* start EXERCISE MATERIAL *

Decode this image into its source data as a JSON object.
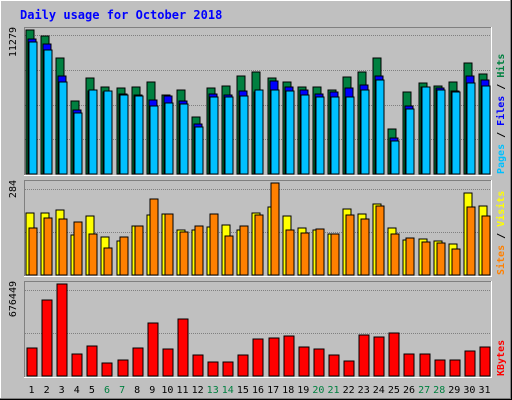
{
  "title": "Daily usage for October 2018",
  "colors": {
    "background": "#C0C0C0",
    "plot_bg": "#C0C0C0",
    "title": "#0000FF",
    "hits": "#008040",
    "files": "#0000FF",
    "pages": "#00C0FF",
    "visits": "#FFFF00",
    "sites": "#FF8000",
    "kbytes": "#FF0000",
    "weekend_label": "#008040",
    "weekday_label": "#000000"
  },
  "chart_data": [
    {
      "type": "bar",
      "panel": "top",
      "ymax_label": "11279",
      "ylim": [
        0,
        11279
      ],
      "legend": [
        {
          "label": "Pages",
          "color": "#00C0FF"
        },
        {
          "label": "/",
          "color": "#000000"
        },
        {
          "label": "Files",
          "color": "#0000FF"
        },
        {
          "label": "/",
          "color": "#000000"
        },
        {
          "label": "Hits",
          "color": "#008040"
        }
      ],
      "categories": [
        "1",
        "2",
        "3",
        "4",
        "5",
        "6",
        "7",
        "8",
        "9",
        "10",
        "11",
        "12",
        "13",
        "14",
        "15",
        "16",
        "17",
        "18",
        "19",
        "20",
        "21",
        "22",
        "23",
        "24",
        "25",
        "26",
        "27",
        "28",
        "29",
        "30",
        "31"
      ],
      "series": [
        {
          "name": "Hits",
          "values": [
            11279,
            10800,
            9100,
            5700,
            7500,
            6800,
            6700,
            6800,
            7200,
            6200,
            6600,
            4500,
            6700,
            6900,
            7700,
            8000,
            7500,
            7200,
            6800,
            6800,
            6600,
            7600,
            8000,
            9100,
            3500,
            6400,
            7100,
            6900,
            7200,
            8700,
            7800
          ]
        },
        {
          "name": "Files",
          "values": [
            10600,
            10200,
            7700,
            5000,
            6500,
            6400,
            6300,
            6200,
            5800,
            6100,
            5700,
            3900,
            6300,
            6200,
            6500,
            6400,
            7300,
            6800,
            6600,
            6300,
            6400,
            6700,
            7000,
            7700,
            2800,
            5300,
            6800,
            6700,
            6500,
            7700,
            7400
          ]
        },
        {
          "name": "Pages",
          "values": [
            10300,
            9700,
            7200,
            4800,
            6600,
            6500,
            6200,
            6100,
            5300,
            5600,
            5500,
            3700,
            6000,
            6000,
            6100,
            6600,
            6600,
            6500,
            6200,
            6000,
            6000,
            6000,
            6600,
            7400,
            2600,
            5100,
            6800,
            6600,
            6400,
            7100,
            6900
          ]
        }
      ]
    },
    {
      "type": "bar",
      "panel": "middle",
      "ymax_label": "284",
      "ylim": [
        0,
        284
      ],
      "legend": [
        {
          "label": "Sites",
          "color": "#FF8000"
        },
        {
          "label": "/",
          "color": "#000000"
        },
        {
          "label": "Visits",
          "color": "#FFFF00"
        }
      ],
      "categories": [
        "1",
        "2",
        "3",
        "4",
        "5",
        "6",
        "7",
        "8",
        "9",
        "10",
        "11",
        "12",
        "13",
        "14",
        "15",
        "16",
        "17",
        "18",
        "19",
        "20",
        "21",
        "22",
        "23",
        "24",
        "25",
        "26",
        "27",
        "28",
        "29",
        "30",
        "31"
      ],
      "series": [
        {
          "name": "Visits",
          "values": [
            192,
            192,
            200,
            125,
            183,
            116,
            105,
            150,
            184,
            188,
            138,
            138,
            149,
            155,
            140,
            192,
            210,
            182,
            145,
            138,
            128,
            204,
            188,
            218,
            145,
            108,
            112,
            106,
            96,
            252,
            214
          ]
        },
        {
          "name": "Sites",
          "values": [
            146,
            176,
            172,
            164,
            126,
            84,
            118,
            150,
            235,
            187,
            132,
            150,
            187,
            121,
            152,
            186,
            284,
            140,
            130,
            143,
            126,
            184,
            172,
            212,
            128,
            114,
            103,
            100,
            80,
            210,
            183
          ]
        }
      ]
    },
    {
      "type": "bar",
      "panel": "bottom",
      "ymax_label": "676449",
      "ylim": [
        0,
        676449
      ],
      "legend": [
        {
          "label": "KBytes",
          "color": "#FF0000"
        }
      ],
      "categories": [
        "1",
        "2",
        "3",
        "4",
        "5",
        "6",
        "7",
        "8",
        "9",
        "10",
        "11",
        "12",
        "13",
        "14",
        "15",
        "16",
        "17",
        "18",
        "19",
        "20",
        "21",
        "22",
        "23",
        "24",
        "25",
        "26",
        "27",
        "28",
        "29",
        "30",
        "31"
      ],
      "series": [
        {
          "name": "KBytes",
          "values": [
            205000,
            556000,
            676449,
            161000,
            221000,
            92000,
            114000,
            205000,
            393000,
            195000,
            420000,
            151000,
            100000,
            102000,
            152000,
            272000,
            283000,
            292000,
            213000,
            195000,
            152000,
            108000,
            302000,
            287000,
            317000,
            161000,
            161000,
            116000,
            115000,
            185000,
            215000
          ]
        }
      ]
    }
  ],
  "x_labels": [
    {
      "label": "1",
      "weekend": false
    },
    {
      "label": "2",
      "weekend": false
    },
    {
      "label": "3",
      "weekend": false
    },
    {
      "label": "4",
      "weekend": false
    },
    {
      "label": "5",
      "weekend": false
    },
    {
      "label": "6",
      "weekend": true
    },
    {
      "label": "7",
      "weekend": true
    },
    {
      "label": "8",
      "weekend": false
    },
    {
      "label": "9",
      "weekend": false
    },
    {
      "label": "10",
      "weekend": false
    },
    {
      "label": "11",
      "weekend": false
    },
    {
      "label": "12",
      "weekend": false
    },
    {
      "label": "13",
      "weekend": true
    },
    {
      "label": "14",
      "weekend": true
    },
    {
      "label": "15",
      "weekend": false
    },
    {
      "label": "16",
      "weekend": false
    },
    {
      "label": "17",
      "weekend": false
    },
    {
      "label": "18",
      "weekend": false
    },
    {
      "label": "19",
      "weekend": false
    },
    {
      "label": "20",
      "weekend": true
    },
    {
      "label": "21",
      "weekend": true
    },
    {
      "label": "22",
      "weekend": false
    },
    {
      "label": "23",
      "weekend": false
    },
    {
      "label": "24",
      "weekend": false
    },
    {
      "label": "25",
      "weekend": false
    },
    {
      "label": "26",
      "weekend": false
    },
    {
      "label": "27",
      "weekend": true
    },
    {
      "label": "28",
      "weekend": true
    },
    {
      "label": "29",
      "weekend": false
    },
    {
      "label": "30",
      "weekend": false
    },
    {
      "label": "31",
      "weekend": false
    }
  ]
}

* end EXERCISE MATERIAL *

● TO DO: Copy out each line exactly, without the pictures.

● REPLY TO THE TASK:
Decode this image into its source data as a JSON object.
{
  "title": "Daily usage for October 2018",
  "colors": {
    "background": "#C0C0C0",
    "plot_bg": "#C0C0C0",
    "title": "#0000FF",
    "hits": "#008040",
    "files": "#0000FF",
    "pages": "#00C0FF",
    "visits": "#FFFF00",
    "sites": "#FF8000",
    "kbytes": "#FF0000",
    "weekend_label": "#008040",
    "weekday_label": "#000000"
  },
  "chart_data": [
    {
      "type": "bar",
      "panel": "top",
      "ymax_label": "11279",
      "ylim": [
        0,
        11279
      ],
      "legend": [
        {
          "label": "Pages",
          "color": "#00C0FF"
        },
        {
          "label": "/",
          "color": "#000000"
        },
        {
          "label": "Files",
          "color": "#0000FF"
        },
        {
          "label": "/",
          "color": "#000000"
        },
        {
          "label": "Hits",
          "color": "#008040"
        }
      ],
      "categories": [
        "1",
        "2",
        "3",
        "4",
        "5",
        "6",
        "7",
        "8",
        "9",
        "10",
        "11",
        "12",
        "13",
        "14",
        "15",
        "16",
        "17",
        "18",
        "19",
        "20",
        "21",
        "22",
        "23",
        "24",
        "25",
        "26",
        "27",
        "28",
        "29",
        "30",
        "31"
      ],
      "series": [
        {
          "name": "Hits",
          "values": [
            11279,
            10800,
            9100,
            5700,
            7500,
            6800,
            6700,
            6800,
            7200,
            6200,
            6600,
            4500,
            6700,
            6900,
            7700,
            8000,
            7500,
            7200,
            6800,
            6800,
            6600,
            7600,
            8000,
            9100,
            3500,
            6400,
            7100,
            6900,
            7200,
            8700,
            7800
          ]
        },
        {
          "name": "Files",
          "values": [
            10600,
            10200,
            7700,
            5000,
            6500,
            6400,
            6300,
            6200,
            5800,
            6100,
            5700,
            3900,
            6300,
            6200,
            6500,
            6400,
            7300,
            6800,
            6600,
            6300,
            6400,
            6700,
            7000,
            7700,
            2800,
            5300,
            6800,
            6700,
            6500,
            7700,
            7400
          ]
        },
        {
          "name": "Pages",
          "values": [
            10300,
            9700,
            7200,
            4800,
            6600,
            6500,
            6200,
            6100,
            5300,
            5600,
            5500,
            3700,
            6000,
            6000,
            6100,
            6600,
            6600,
            6500,
            6200,
            6000,
            6000,
            6000,
            6600,
            7400,
            2600,
            5100,
            6800,
            6600,
            6400,
            7100,
            6900
          ]
        }
      ]
    },
    {
      "type": "bar",
      "panel": "middle",
      "ymax_label": "284",
      "ylim": [
        0,
        284
      ],
      "legend": [
        {
          "label": "Sites",
          "color": "#FF8000"
        },
        {
          "label": "/",
          "color": "#000000"
        },
        {
          "label": "Visits",
          "color": "#FFFF00"
        }
      ],
      "categories": [
        "1",
        "2",
        "3",
        "4",
        "5",
        "6",
        "7",
        "8",
        "9",
        "10",
        "11",
        "12",
        "13",
        "14",
        "15",
        "16",
        "17",
        "18",
        "19",
        "20",
        "21",
        "22",
        "23",
        "24",
        "25",
        "26",
        "27",
        "28",
        "29",
        "30",
        "31"
      ],
      "series": [
        {
          "name": "Visits",
          "values": [
            192,
            192,
            200,
            125,
            183,
            116,
            105,
            150,
            184,
            188,
            138,
            138,
            149,
            155,
            140,
            192,
            210,
            182,
            145,
            138,
            128,
            204,
            188,
            218,
            145,
            108,
            112,
            106,
            96,
            252,
            214
          ]
        },
        {
          "name": "Sites",
          "values": [
            146,
            176,
            172,
            164,
            126,
            84,
            118,
            150,
            235,
            187,
            132,
            150,
            187,
            121,
            152,
            186,
            284,
            140,
            130,
            143,
            126,
            184,
            172,
            212,
            128,
            114,
            103,
            100,
            80,
            210,
            183
          ]
        }
      ]
    },
    {
      "type": "bar",
      "panel": "bottom",
      "ymax_label": "676449",
      "ylim": [
        0,
        676449
      ],
      "legend": [
        {
          "label": "KBytes",
          "color": "#FF0000"
        }
      ],
      "categories": [
        "1",
        "2",
        "3",
        "4",
        "5",
        "6",
        "7",
        "8",
        "9",
        "10",
        "11",
        "12",
        "13",
        "14",
        "15",
        "16",
        "17",
        "18",
        "19",
        "20",
        "21",
        "22",
        "23",
        "24",
        "25",
        "26",
        "27",
        "28",
        "29",
        "30",
        "31"
      ],
      "series": [
        {
          "name": "KBytes",
          "values": [
            205000,
            556000,
            676449,
            161000,
            221000,
            92000,
            114000,
            205000,
            393000,
            195000,
            420000,
            151000,
            100000,
            102000,
            152000,
            272000,
            283000,
            292000,
            213000,
            195000,
            152000,
            108000,
            302000,
            287000,
            317000,
            161000,
            161000,
            116000,
            115000,
            185000,
            215000
          ]
        }
      ]
    }
  ],
  "x_labels": [
    {
      "label": "1",
      "weekend": false
    },
    {
      "label": "2",
      "weekend": false
    },
    {
      "label": "3",
      "weekend": false
    },
    {
      "label": "4",
      "weekend": false
    },
    {
      "label": "5",
      "weekend": false
    },
    {
      "label": "6",
      "weekend": true
    },
    {
      "label": "7",
      "weekend": true
    },
    {
      "label": "8",
      "weekend": false
    },
    {
      "label": "9",
      "weekend": false
    },
    {
      "label": "10",
      "weekend": false
    },
    {
      "label": "11",
      "weekend": false
    },
    {
      "label": "12",
      "weekend": false
    },
    {
      "label": "13",
      "weekend": true
    },
    {
      "label": "14",
      "weekend": true
    },
    {
      "label": "15",
      "weekend": false
    },
    {
      "label": "16",
      "weekend": false
    },
    {
      "label": "17",
      "weekend": false
    },
    {
      "label": "18",
      "weekend": false
    },
    {
      "label": "19",
      "weekend": false
    },
    {
      "label": "20",
      "weekend": true
    },
    {
      "label": "21",
      "weekend": true
    },
    {
      "label": "22",
      "weekend": false
    },
    {
      "label": "23",
      "weekend": false
    },
    {
      "label": "24",
      "weekend": false
    },
    {
      "label": "25",
      "weekend": false
    },
    {
      "label": "26",
      "weekend": false
    },
    {
      "label": "27",
      "weekend": true
    },
    {
      "label": "28",
      "weekend": true
    },
    {
      "label": "29",
      "weekend": false
    },
    {
      "label": "30",
      "weekend": false
    },
    {
      "label": "31",
      "weekend": false
    }
  ]
}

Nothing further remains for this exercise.